_ТЕКСТ ДЛЯ ЧТЕНИЯ_
=======

Есть у индусов такая формула всего живого в мироздании, его основной принцип: Тат твам Аси. Ты есть То. То есть ты – не ты, а вон та ветка дерева, но и она – не она, а вон то облако, но и оно… и так до бесконечности, пока в этой круговой поруке вселенского родства не вернет тебе тебя, но уже как всю вселенную: Атман – Брахман. И есть майя, иллюзия мира, как говорят индусы: головная боль без головы.

Тот индус, балансировавший над пропастью, сплевывая в нее кровавый бетель, говорил: «я», «народ», родина» и тому подобное – как голые провода под током, и человек висит на них, вцепившись побелевшими пальцами, трясет его, синеет, как герой. Сплевывает и смеется. Нет пальцев, нет проводов, нет «я». И, помолчав, посерьезнев: есть. Но чем мягче и подвижней его очертания, тем лучше. Для всех. Для переходов. Там твам Аси. И ахимса. А человек он кто? Ману. Сын Солнца, брат смерти.

=======

_Записи данных_
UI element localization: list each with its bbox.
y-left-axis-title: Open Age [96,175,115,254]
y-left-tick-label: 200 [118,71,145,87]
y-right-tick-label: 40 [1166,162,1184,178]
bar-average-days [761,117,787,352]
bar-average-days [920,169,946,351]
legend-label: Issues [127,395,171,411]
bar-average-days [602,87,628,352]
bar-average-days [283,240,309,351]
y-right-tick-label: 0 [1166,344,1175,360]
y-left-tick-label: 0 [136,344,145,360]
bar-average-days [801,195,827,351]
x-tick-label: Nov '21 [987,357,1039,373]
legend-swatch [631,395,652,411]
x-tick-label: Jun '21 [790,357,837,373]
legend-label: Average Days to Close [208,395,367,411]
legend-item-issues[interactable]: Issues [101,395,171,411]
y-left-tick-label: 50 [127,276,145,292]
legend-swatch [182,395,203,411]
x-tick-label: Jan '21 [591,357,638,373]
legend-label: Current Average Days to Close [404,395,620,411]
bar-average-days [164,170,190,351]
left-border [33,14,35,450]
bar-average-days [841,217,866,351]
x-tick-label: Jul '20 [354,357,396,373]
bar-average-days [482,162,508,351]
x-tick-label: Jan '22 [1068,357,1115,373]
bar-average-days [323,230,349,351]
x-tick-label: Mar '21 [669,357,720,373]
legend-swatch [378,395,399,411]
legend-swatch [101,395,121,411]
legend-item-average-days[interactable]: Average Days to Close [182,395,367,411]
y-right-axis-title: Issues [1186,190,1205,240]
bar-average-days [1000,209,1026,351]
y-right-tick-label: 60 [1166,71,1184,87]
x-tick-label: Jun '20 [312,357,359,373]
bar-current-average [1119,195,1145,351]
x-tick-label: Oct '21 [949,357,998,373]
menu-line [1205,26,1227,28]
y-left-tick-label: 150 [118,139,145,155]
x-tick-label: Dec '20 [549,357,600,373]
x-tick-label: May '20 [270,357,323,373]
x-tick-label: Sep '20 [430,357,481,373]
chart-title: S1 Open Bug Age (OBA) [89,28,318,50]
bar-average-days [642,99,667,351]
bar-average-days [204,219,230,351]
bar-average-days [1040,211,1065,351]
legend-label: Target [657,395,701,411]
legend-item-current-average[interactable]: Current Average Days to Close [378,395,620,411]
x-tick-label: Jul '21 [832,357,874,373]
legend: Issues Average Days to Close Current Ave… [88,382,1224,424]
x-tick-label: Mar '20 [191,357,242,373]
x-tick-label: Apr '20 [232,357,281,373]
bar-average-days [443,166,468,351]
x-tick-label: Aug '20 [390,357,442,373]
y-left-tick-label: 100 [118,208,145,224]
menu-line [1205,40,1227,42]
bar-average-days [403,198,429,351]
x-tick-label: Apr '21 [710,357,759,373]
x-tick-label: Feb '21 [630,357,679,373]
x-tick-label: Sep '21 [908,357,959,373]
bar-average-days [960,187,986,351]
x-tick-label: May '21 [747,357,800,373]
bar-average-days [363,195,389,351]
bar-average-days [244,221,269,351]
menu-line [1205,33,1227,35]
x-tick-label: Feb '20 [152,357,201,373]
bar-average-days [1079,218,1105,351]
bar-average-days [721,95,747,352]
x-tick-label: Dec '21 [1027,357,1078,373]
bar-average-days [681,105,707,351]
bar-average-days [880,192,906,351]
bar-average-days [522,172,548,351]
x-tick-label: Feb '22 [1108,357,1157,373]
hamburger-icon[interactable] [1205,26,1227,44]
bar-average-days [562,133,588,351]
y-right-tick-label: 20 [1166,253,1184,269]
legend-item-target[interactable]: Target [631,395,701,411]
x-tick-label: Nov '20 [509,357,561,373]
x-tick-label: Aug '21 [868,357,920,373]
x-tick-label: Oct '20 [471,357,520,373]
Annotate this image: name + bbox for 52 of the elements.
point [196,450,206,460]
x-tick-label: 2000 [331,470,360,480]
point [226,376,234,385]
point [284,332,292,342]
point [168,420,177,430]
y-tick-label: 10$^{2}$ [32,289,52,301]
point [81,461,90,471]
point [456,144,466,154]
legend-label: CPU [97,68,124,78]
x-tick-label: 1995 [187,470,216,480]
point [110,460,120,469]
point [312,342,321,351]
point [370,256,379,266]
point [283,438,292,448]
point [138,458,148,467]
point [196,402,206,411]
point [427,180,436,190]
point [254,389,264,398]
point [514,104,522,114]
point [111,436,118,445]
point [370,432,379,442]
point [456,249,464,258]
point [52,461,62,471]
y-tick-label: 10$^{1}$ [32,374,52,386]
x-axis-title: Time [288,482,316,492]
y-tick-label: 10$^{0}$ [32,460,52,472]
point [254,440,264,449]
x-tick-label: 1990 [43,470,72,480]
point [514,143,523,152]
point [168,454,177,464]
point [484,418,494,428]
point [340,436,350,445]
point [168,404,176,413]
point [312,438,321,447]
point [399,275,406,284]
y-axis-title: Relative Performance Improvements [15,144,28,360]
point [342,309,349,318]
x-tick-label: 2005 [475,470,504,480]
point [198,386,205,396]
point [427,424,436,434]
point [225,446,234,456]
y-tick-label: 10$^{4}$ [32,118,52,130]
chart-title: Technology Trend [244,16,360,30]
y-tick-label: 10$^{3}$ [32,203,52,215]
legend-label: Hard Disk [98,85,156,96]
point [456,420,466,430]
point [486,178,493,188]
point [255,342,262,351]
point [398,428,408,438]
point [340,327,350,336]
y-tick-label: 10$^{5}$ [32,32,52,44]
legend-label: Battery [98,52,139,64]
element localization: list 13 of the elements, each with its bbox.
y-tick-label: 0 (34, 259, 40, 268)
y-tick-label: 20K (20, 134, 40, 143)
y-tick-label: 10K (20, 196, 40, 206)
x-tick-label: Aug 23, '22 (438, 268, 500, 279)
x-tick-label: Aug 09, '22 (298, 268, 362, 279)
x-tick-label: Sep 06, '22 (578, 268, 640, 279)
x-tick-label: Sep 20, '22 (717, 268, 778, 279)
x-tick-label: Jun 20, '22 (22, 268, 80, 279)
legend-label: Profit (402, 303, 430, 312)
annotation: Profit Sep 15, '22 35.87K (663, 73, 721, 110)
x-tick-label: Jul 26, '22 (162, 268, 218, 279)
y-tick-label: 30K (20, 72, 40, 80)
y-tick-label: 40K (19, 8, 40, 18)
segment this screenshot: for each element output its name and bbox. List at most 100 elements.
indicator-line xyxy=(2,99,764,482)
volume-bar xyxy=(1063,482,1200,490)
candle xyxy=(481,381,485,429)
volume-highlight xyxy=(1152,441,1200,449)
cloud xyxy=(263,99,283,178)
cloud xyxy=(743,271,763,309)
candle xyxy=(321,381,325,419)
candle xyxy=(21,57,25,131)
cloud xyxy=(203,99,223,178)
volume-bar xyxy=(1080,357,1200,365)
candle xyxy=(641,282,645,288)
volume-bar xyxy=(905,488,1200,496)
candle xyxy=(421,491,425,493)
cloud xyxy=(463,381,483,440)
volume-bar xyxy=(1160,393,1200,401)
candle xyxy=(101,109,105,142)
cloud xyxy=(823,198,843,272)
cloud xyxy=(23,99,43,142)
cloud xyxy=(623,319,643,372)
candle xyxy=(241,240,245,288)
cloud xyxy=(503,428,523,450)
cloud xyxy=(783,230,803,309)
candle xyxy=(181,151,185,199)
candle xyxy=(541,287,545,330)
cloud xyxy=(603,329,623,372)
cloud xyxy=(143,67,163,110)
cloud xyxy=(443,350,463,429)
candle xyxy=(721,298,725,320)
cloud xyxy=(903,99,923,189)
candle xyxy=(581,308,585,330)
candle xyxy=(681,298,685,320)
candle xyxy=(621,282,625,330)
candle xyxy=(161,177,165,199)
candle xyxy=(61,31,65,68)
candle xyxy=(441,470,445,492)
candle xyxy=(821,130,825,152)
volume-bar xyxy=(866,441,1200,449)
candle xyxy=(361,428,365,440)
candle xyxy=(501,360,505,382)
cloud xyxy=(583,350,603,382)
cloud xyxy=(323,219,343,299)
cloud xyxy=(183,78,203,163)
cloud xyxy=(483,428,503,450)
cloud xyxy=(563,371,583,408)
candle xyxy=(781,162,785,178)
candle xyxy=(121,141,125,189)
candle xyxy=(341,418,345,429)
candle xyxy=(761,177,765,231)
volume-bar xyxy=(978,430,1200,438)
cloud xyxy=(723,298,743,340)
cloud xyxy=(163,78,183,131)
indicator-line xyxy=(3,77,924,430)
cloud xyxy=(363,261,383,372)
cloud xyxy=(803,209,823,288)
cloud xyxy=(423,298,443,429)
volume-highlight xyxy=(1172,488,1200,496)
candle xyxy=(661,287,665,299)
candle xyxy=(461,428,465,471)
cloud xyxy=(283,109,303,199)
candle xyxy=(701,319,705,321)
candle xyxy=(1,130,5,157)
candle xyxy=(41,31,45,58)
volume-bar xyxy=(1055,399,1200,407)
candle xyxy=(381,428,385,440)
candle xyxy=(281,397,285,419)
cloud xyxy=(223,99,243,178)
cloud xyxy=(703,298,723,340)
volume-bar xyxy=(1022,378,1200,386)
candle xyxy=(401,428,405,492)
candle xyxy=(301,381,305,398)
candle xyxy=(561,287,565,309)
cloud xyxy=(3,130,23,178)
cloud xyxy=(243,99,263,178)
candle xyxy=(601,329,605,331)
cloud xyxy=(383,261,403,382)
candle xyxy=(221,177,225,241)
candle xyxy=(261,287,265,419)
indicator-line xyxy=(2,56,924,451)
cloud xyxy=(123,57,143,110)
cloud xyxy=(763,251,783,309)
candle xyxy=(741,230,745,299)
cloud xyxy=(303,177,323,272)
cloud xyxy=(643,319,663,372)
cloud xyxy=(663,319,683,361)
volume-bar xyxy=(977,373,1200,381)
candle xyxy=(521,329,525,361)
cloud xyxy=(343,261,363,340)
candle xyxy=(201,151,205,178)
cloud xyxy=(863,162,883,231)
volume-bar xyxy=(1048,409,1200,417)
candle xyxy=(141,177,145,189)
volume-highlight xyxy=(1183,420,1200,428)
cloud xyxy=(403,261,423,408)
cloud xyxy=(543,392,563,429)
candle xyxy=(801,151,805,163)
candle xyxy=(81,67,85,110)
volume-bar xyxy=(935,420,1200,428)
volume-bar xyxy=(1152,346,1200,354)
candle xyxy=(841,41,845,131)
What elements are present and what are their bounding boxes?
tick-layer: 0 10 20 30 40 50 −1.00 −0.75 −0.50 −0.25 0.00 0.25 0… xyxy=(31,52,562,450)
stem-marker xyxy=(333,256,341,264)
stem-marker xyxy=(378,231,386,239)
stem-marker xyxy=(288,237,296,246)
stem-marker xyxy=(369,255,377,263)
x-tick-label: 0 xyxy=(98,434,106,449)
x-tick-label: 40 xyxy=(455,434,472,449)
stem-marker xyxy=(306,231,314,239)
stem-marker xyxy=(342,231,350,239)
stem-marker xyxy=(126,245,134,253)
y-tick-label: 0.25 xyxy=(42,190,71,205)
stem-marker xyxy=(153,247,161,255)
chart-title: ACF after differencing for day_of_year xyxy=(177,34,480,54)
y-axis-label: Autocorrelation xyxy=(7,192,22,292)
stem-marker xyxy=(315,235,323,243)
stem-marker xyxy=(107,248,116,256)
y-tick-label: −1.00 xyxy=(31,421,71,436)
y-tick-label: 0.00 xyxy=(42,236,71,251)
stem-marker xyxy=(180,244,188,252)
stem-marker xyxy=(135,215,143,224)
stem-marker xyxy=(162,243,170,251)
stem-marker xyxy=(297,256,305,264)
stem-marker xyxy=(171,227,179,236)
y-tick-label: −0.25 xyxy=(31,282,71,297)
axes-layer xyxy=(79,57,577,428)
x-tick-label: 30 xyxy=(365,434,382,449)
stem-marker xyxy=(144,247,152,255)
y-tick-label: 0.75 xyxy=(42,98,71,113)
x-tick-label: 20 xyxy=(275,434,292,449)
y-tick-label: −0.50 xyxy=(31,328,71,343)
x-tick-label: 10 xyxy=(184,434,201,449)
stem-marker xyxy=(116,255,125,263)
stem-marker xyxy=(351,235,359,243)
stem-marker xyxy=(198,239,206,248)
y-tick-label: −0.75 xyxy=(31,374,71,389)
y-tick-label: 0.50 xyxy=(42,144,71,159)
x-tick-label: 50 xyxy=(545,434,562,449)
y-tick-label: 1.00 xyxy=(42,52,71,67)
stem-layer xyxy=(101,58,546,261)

=======

_ЗАДАНИЯ_
**A)** Ответьте на вопросы по тексту для чтения:
(i) Как, по словам индусов, можно назвать майю?
(ii) Что индус, балансировавший над пропастью, сплевывал в нее?
(iii) Как в конце текста определено, кто такой человек?
**B)** Повторите фрагмент текста для чтения от слов «Есть у индусов» до слов «боль без головы.» включительно.
Записи данных — это отдельный материал.

_ОТВЕТЫ_
**A)**
(i) Головная боль без головы.
(ii) Кровавый бетель.
(iii) Ману, сын Солнца, брат смерти.

**B)**
Есть у индусов такая формула всего живого в мироздании, его основной принцип: Тат твам Аси. Ты есть То. То есть ты – не ты, а вон та ветка дерева, но и она – не она, а вон то облако, но и оно… и так до бесконечности, пока в этой круговой поруке вселенского родства не вернет тебе тебя, но уже как всю вселенную: Атман – Брахман. И есть майя, иллюзия мира, как говорят индусы: головная боль без головы.